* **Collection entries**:
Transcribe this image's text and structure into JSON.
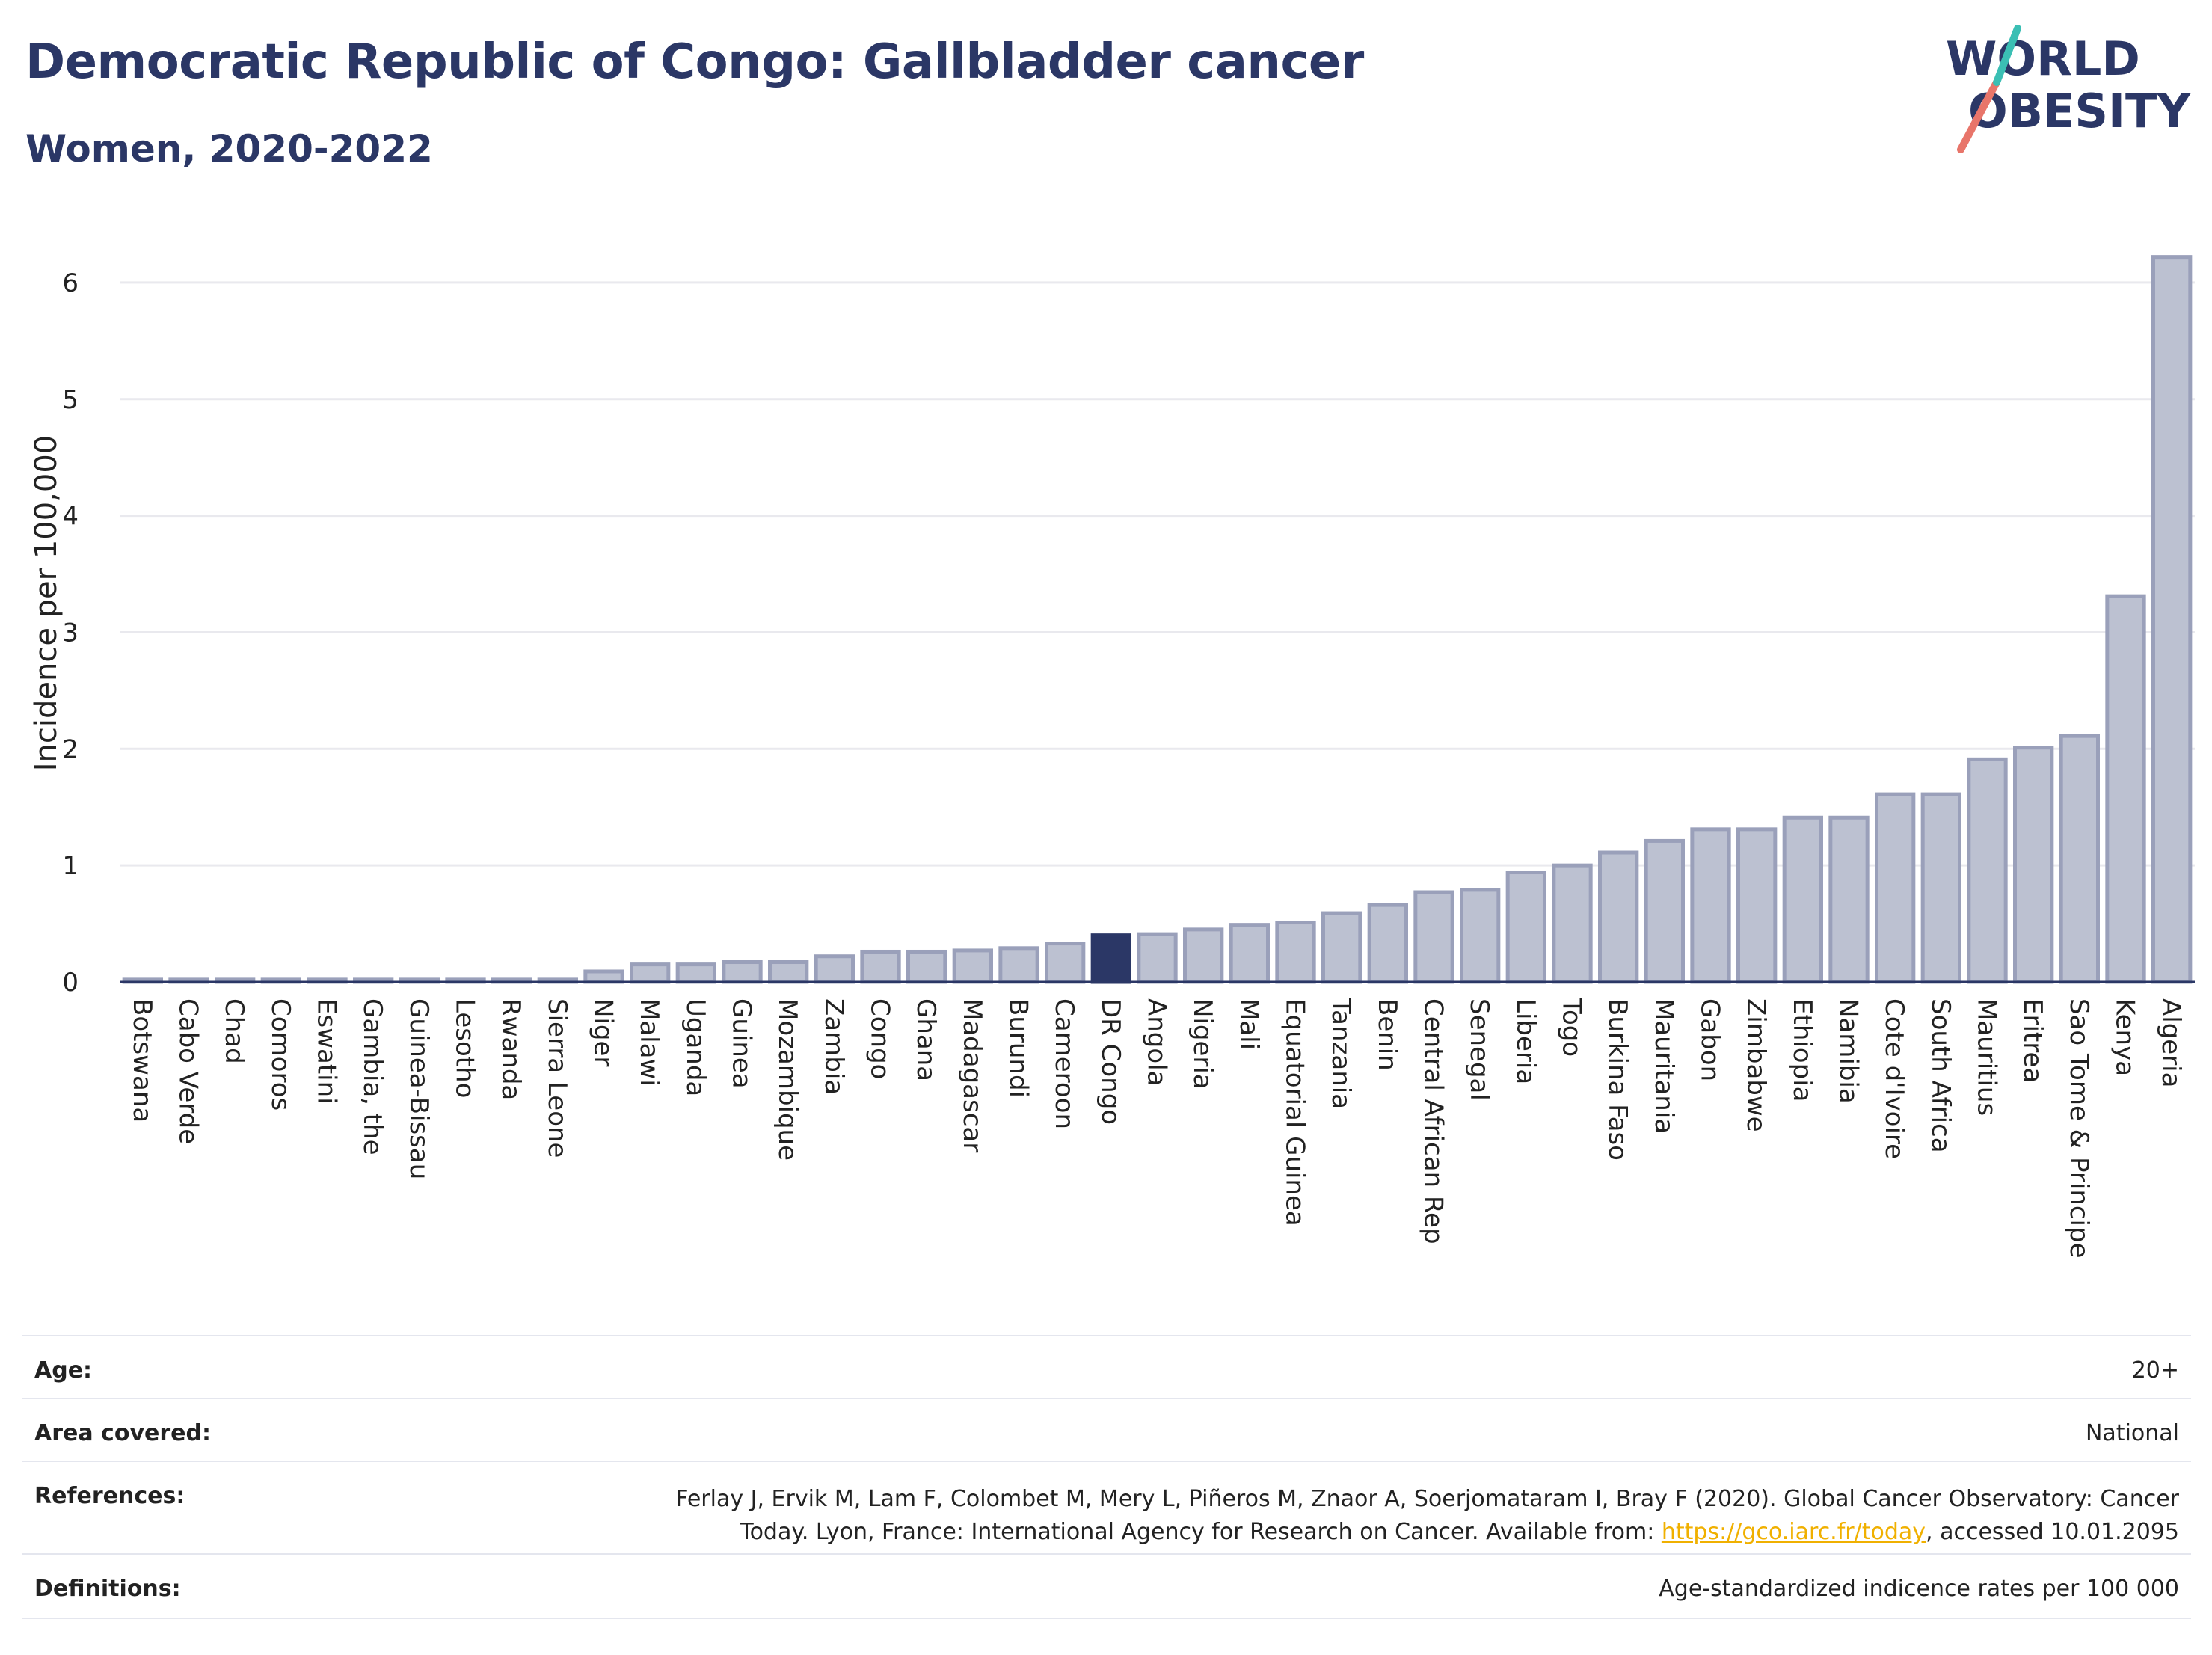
{
  "header": {
    "title": "Democratic Republic of Congo: Gallbladder cancer",
    "subtitle": "Women, 2020-2022"
  },
  "logo": {
    "line1": "WORLD",
    "line2": "OBESITY"
  },
  "colors": {
    "accent": "#2b3766",
    "bar_fill": "#bcc1d1",
    "bar_stroke": "#9aa0ba",
    "highlight": "#2b3766",
    "grid": "#e9e9ee",
    "link": "#f0b000",
    "logo_teal": "#3bbfb4",
    "logo_coral": "#e8756a"
  },
  "chart_data": {
    "type": "bar",
    "ylabel": "Incidence per 100,000",
    "ylim": [
      0,
      6.5
    ],
    "yticks": [
      0,
      1,
      2,
      3,
      4,
      5,
      6
    ],
    "highlight": "DR Congo",
    "categories": [
      "Botswana",
      "Cabo Verde",
      "Chad",
      "Comoros",
      "Eswatini",
      "Gambia, the",
      "Guinea-Bissau",
      "Lesotho",
      "Rwanda",
      "Sierra Leone",
      "Niger",
      "Malawi",
      "Uganda",
      "Guinea",
      "Mozambique",
      "Zambia",
      "Congo",
      "Ghana",
      "Madagascar",
      "Burundi",
      "Cameroon",
      "DR Congo",
      "Angola",
      "Nigeria",
      "Mali",
      "Equatorial Guinea",
      "Tanzania",
      "Benin",
      "Central African Rep",
      "Senegal",
      "Liberia",
      "Togo",
      "Burkina Faso",
      "Mauritania",
      "Gabon",
      "Zimbabwe",
      "Ethiopia",
      "Namibia",
      "Cote d'Ivoire",
      "South Africa",
      "Mauritius",
      "Eritrea",
      "Sao Tome & Principe",
      "Kenya",
      "Algeria"
    ],
    "values": [
      0.02,
      0.02,
      0.02,
      0.02,
      0.02,
      0.02,
      0.02,
      0.02,
      0.02,
      0.02,
      0.09,
      0.15,
      0.15,
      0.17,
      0.17,
      0.22,
      0.26,
      0.26,
      0.27,
      0.29,
      0.33,
      0.4,
      0.41,
      0.45,
      0.49,
      0.51,
      0.59,
      0.66,
      0.77,
      0.79,
      0.94,
      1.0,
      1.11,
      1.21,
      1.31,
      1.31,
      1.41,
      1.41,
      1.61,
      1.61,
      1.91,
      2.01,
      2.11,
      3.31,
      6.22
    ]
  },
  "info": {
    "age_label": "Age:",
    "age_value": "20+",
    "area_label": "Area covered:",
    "area_value": "National",
    "ref_label": "References:",
    "ref_line1": "Ferlay J, Ervik M, Lam F, Colombet M, Mery L, Piñeros M, Znaor A, Soerjomataram I, Bray F (2020). Global Cancer Observatory: Cancer",
    "ref_line2_pre": "Today. Lyon, France: International Agency for Research on Cancer. Available from: ",
    "ref_link": "https://gco.iarc.fr/today",
    "ref_line2_post": ", accessed 10.01.2095",
    "def_label": "Definitions:",
    "def_value": "Age-standardized indicence rates per 100 000"
  }
}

* **EXERCISE GOAL**: Excluding the pictures, restate the records above word for word.

* **FULL ANSWER**:
Transcribe this image's text and structure into JSON.
{
  "header": {
    "title": "Democratic Republic of Congo: Gallbladder cancer",
    "subtitle": "Women, 2020-2022"
  },
  "logo": {
    "line1": "WORLD",
    "line2": "OBESITY"
  },
  "colors": {
    "accent": "#2b3766",
    "bar_fill": "#bcc1d1",
    "bar_stroke": "#9aa0ba",
    "highlight": "#2b3766",
    "grid": "#e9e9ee",
    "link": "#f0b000",
    "logo_teal": "#3bbfb4",
    "logo_coral": "#e8756a"
  },
  "chart_data": {
    "type": "bar",
    "ylabel": "Incidence per 100,000",
    "ylim": [
      0,
      6.5
    ],
    "yticks": [
      0,
      1,
      2,
      3,
      4,
      5,
      6
    ],
    "highlight": "DR Congo",
    "categories": [
      "Botswana",
      "Cabo Verde",
      "Chad",
      "Comoros",
      "Eswatini",
      "Gambia, the",
      "Guinea-Bissau",
      "Lesotho",
      "Rwanda",
      "Sierra Leone",
      "Niger",
      "Malawi",
      "Uganda",
      "Guinea",
      "Mozambique",
      "Zambia",
      "Congo",
      "Ghana",
      "Madagascar",
      "Burundi",
      "Cameroon",
      "DR Congo",
      "Angola",
      "Nigeria",
      "Mali",
      "Equatorial Guinea",
      "Tanzania",
      "Benin",
      "Central African Rep",
      "Senegal",
      "Liberia",
      "Togo",
      "Burkina Faso",
      "Mauritania",
      "Gabon",
      "Zimbabwe",
      "Ethiopia",
      "Namibia",
      "Cote d'Ivoire",
      "South Africa",
      "Mauritius",
      "Eritrea",
      "Sao Tome & Principe",
      "Kenya",
      "Algeria"
    ],
    "values": [
      0.02,
      0.02,
      0.02,
      0.02,
      0.02,
      0.02,
      0.02,
      0.02,
      0.02,
      0.02,
      0.09,
      0.15,
      0.15,
      0.17,
      0.17,
      0.22,
      0.26,
      0.26,
      0.27,
      0.29,
      0.33,
      0.4,
      0.41,
      0.45,
      0.49,
      0.51,
      0.59,
      0.66,
      0.77,
      0.79,
      0.94,
      1.0,
      1.11,
      1.21,
      1.31,
      1.31,
      1.41,
      1.41,
      1.61,
      1.61,
      1.91,
      2.01,
      2.11,
      3.31,
      6.22
    ]
  },
  "info": {
    "age_label": "Age:",
    "age_value": "20+",
    "area_label": "Area covered:",
    "area_value": "National",
    "ref_label": "References:",
    "ref_line1": "Ferlay J, Ervik M, Lam F, Colombet M, Mery L, Piñeros M, Znaor A, Soerjomataram I, Bray F (2020). Global Cancer Observatory: Cancer",
    "ref_line2_pre": "Today. Lyon, France: International Agency for Research on Cancer. Available from: ",
    "ref_link": "https://gco.iarc.fr/today",
    "ref_line2_post": ", accessed 10.01.2095",
    "def_label": "Definitions:",
    "def_value": "Age-standardized indicence rates per 100 000"
  }
}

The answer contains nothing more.